### Raw data
::::::::

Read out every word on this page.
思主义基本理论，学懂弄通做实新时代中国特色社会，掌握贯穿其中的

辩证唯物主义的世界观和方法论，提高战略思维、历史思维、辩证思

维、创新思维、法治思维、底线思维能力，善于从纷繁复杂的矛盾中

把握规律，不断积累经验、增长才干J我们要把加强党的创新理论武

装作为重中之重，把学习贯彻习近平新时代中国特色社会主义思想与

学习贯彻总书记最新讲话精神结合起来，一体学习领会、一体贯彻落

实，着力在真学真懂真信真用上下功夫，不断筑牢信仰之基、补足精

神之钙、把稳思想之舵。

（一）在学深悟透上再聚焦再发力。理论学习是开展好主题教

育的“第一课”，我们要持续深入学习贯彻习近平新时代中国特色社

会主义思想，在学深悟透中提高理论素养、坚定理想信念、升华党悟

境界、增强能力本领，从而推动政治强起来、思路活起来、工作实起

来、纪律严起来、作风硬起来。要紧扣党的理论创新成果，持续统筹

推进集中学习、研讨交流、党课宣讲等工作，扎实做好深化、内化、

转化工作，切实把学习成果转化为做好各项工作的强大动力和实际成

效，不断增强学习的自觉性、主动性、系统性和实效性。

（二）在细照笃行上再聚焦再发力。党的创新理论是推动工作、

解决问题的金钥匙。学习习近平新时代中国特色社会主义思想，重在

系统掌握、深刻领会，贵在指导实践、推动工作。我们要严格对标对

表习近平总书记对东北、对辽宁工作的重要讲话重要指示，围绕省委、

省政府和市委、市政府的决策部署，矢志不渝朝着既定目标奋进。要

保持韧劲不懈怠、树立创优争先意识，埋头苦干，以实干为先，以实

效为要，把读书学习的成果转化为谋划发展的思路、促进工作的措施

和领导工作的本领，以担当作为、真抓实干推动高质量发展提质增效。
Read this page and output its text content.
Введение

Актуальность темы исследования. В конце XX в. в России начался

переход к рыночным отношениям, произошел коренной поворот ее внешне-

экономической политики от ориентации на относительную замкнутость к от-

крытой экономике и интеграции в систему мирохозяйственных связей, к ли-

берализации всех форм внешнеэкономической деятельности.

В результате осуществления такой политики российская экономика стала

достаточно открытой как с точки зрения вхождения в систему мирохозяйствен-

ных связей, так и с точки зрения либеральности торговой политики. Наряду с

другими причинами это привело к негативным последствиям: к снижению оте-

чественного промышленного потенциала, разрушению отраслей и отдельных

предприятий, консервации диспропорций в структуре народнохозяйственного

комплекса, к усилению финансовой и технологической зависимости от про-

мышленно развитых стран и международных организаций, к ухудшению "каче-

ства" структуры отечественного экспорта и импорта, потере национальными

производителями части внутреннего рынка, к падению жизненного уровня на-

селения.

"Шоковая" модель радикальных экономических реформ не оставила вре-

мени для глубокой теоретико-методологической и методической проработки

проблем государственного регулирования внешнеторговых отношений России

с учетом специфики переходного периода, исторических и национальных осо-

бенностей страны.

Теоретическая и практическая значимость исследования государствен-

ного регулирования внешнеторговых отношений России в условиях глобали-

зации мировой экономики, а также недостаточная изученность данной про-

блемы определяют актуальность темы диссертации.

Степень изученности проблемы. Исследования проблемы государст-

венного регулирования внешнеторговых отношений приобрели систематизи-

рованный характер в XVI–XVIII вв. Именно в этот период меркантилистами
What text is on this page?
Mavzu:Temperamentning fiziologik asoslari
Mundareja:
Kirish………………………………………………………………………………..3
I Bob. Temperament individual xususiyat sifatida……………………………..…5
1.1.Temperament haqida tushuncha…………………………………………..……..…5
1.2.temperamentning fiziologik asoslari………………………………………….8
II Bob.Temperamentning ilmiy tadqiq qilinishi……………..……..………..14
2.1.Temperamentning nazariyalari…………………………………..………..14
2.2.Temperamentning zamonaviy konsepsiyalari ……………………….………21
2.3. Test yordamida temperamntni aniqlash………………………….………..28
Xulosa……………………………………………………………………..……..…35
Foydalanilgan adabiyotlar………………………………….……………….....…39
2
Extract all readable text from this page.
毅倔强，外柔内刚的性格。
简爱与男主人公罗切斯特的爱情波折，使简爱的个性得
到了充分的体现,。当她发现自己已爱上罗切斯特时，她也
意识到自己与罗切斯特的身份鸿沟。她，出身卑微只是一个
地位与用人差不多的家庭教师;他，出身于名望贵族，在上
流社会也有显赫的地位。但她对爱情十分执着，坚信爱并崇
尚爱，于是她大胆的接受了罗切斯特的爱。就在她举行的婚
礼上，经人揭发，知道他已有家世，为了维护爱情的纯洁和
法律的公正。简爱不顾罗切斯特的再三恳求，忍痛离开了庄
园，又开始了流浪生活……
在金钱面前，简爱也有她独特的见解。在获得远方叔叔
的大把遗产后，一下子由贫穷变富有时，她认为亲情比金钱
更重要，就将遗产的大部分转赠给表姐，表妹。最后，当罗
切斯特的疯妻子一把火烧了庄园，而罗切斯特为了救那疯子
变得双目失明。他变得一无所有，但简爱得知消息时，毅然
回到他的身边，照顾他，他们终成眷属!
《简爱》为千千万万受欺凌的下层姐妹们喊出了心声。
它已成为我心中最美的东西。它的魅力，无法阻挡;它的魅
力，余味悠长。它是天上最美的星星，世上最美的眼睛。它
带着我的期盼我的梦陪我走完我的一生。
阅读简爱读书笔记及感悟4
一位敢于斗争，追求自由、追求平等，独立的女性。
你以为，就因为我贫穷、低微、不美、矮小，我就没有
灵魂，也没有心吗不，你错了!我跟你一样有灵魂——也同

::::::::

### Exercise task
Type out the whole listing above again, exactly as it stands.

### Answer for the task
Read out every word on this page.
思主义基本理论，学懂弄通做实新时代中国特色社会，掌握贯穿其中的

辩证唯物主义的世界观和方法论，提高战略思维、历史思维、辩证思

维、创新思维、法治思维、底线思维能力，善于从纷繁复杂的矛盾中

把握规律，不断积累经验、增长才干J我们要把加强党的创新理论武

装作为重中之重，把学习贯彻习近平新时代中国特色社会主义思想与

学习贯彻总书记最新讲话精神结合起来，一体学习领会、一体贯彻落

实，着力在真学真懂真信真用上下功夫，不断筑牢信仰之基、补足精

神之钙、把稳思想之舵。

（一）在学深悟透上再聚焦再发力。理论学习是开展好主题教

育的“第一课”，我们要持续深入学习贯彻习近平新时代中国特色社

会主义思想，在学深悟透中提高理论素养、坚定理想信念、升华党悟

境界、增强能力本领，从而推动政治强起来、思路活起来、工作实起

来、纪律严起来、作风硬起来。要紧扣党的理论创新成果，持续统筹

推进集中学习、研讨交流、党课宣讲等工作，扎实做好深化、内化、

转化工作，切实把学习成果转化为做好各项工作的强大动力和实际成

效，不断增强学习的自觉性、主动性、系统性和实效性。

（二）在细照笃行上再聚焦再发力。党的创新理论是推动工作、

解决问题的金钥匙。学习习近平新时代中国特色社会主义思想，重在

系统掌握、深刻领会，贵在指导实践、推动工作。我们要严格对标对

表习近平总书记对东北、对辽宁工作的重要讲话重要指示，围绕省委、

省政府和市委、市政府的决策部署，矢志不渝朝着既定目标奋进。要

保持韧劲不懈怠、树立创优争先意识，埋头苦干，以实干为先，以实

效为要，把读书学习的成果转化为谋划发展的思路、促进工作的措施

和领导工作的本领，以担当作为、真抓实干推动高质量发展提质增效。
Read this page and output its text content.
Введение

Актуальность темы исследования. В конце XX в. в России начался

переход к рыночным отношениям, произошел коренной поворот ее внешне-

экономической политики от ориентации на относительную замкнутость к от-

крытой экономике и интеграции в систему мирохозяйственных связей, к ли-

берализации всех форм внешнеэкономической деятельности.

В результате осуществления такой политики российская экономика стала

достаточно открытой как с точки зрения вхождения в систему мирохозяйствен-

ных связей, так и с точки зрения либеральности торговой политики. Наряду с

другими причинами это привело к негативным последствиям: к снижению оте-

чественного промышленного потенциала, разрушению отраслей и отдельных

предприятий, консервации диспропорций в структуре народнохозяйственного

комплекса, к усилению финансовой и технологической зависимости от про-

мышленно развитых стран и международных организаций, к ухудшению "каче-

ства" структуры отечественного экспорта и импорта, потере национальными

производителями части внутреннего рынка, к падению жизненного уровня на-

селения.

"Шоковая" модель радикальных экономических реформ не оставила вре-

мени для глубокой теоретико-методологической и методической проработки

проблем государственного регулирования внешнеторговых отношений России

с учетом специфики переходного периода, исторических и национальных осо-

бенностей страны.

Теоретическая и практическая значимость исследования государствен-

ного регулирования внешнеторговых отношений России в условиях глобали-

зации мировой экономики, а также недостаточная изученность данной про-

блемы определяют актуальность темы диссертации.

Степень изученности проблемы. Исследования проблемы государст-

венного регулирования внешнеторговых отношений приобрели систематизи-

рованный характер в XVI–XVIII вв. Именно в этот период меркантилистами
What text is on this page?
Mavzu:Temperamentning fiziologik asoslari
Mundareja:
Kirish………………………………………………………………………………..3
I Bob. Temperament individual xususiyat sifatida……………………………..…5
1.1.Temperament haqida tushuncha…………………………………………..……..…5
1.2.temperamentning fiziologik asoslari………………………………………….8
II Bob.Temperamentning ilmiy tadqiq qilinishi……………..……..………..14
2.1.Temperamentning nazariyalari…………………………………..………..14
2.2.Temperamentning zamonaviy konsepsiyalari ……………………….………21
2.3. Test yordamida temperamntni aniqlash………………………….………..28
Xulosa……………………………………………………………………..……..…35
Foydalanilgan adabiyotlar………………………………….……………….....…39
2
Extract all readable text from this page.
毅倔强，外柔内刚的性格。
简爱与男主人公罗切斯特的爱情波折，使简爱的个性得
到了充分的体现,。当她发现自己已爱上罗切斯特时，她也
意识到自己与罗切斯特的身份鸿沟。她，出身卑微只是一个
地位与用人差不多的家庭教师;他，出身于名望贵族，在上
流社会也有显赫的地位。但她对爱情十分执着，坚信爱并崇
尚爱，于是她大胆的接受了罗切斯特的爱。就在她举行的婚
礼上，经人揭发，知道他已有家世，为了维护爱情的纯洁和
法律的公正。简爱不顾罗切斯特的再三恳求，忍痛离开了庄
园，又开始了流浪生活……
在金钱面前，简爱也有她独特的见解。在获得远方叔叔
的大把遗产后，一下子由贫穷变富有时，她认为亲情比金钱
更重要，就将遗产的大部分转赠给表姐，表妹。最后，当罗
切斯特的疯妻子一把火烧了庄园，而罗切斯特为了救那疯子
变得双目失明。他变得一无所有，但简爱得知消息时，毅然
回到他的身边，照顾他，他们终成眷属!
《简爱》为千千万万受欺凌的下层姐妹们喊出了心声。
它已成为我心中最美的东西。它的魅力，无法阻挡;它的魅
力，余味悠长。它是天上最美的星星，世上最美的眼睛。它
带着我的期盼我的梦陪我走完我的一生。
阅读简爱读书笔记及感悟4
一位敢于斗争，追求自由、追求平等，独立的女性。
你以为，就因为我贫穷、低微、不美、矮小，我就没有
灵魂，也没有心吗不，你错了!我跟你一样有灵魂——也同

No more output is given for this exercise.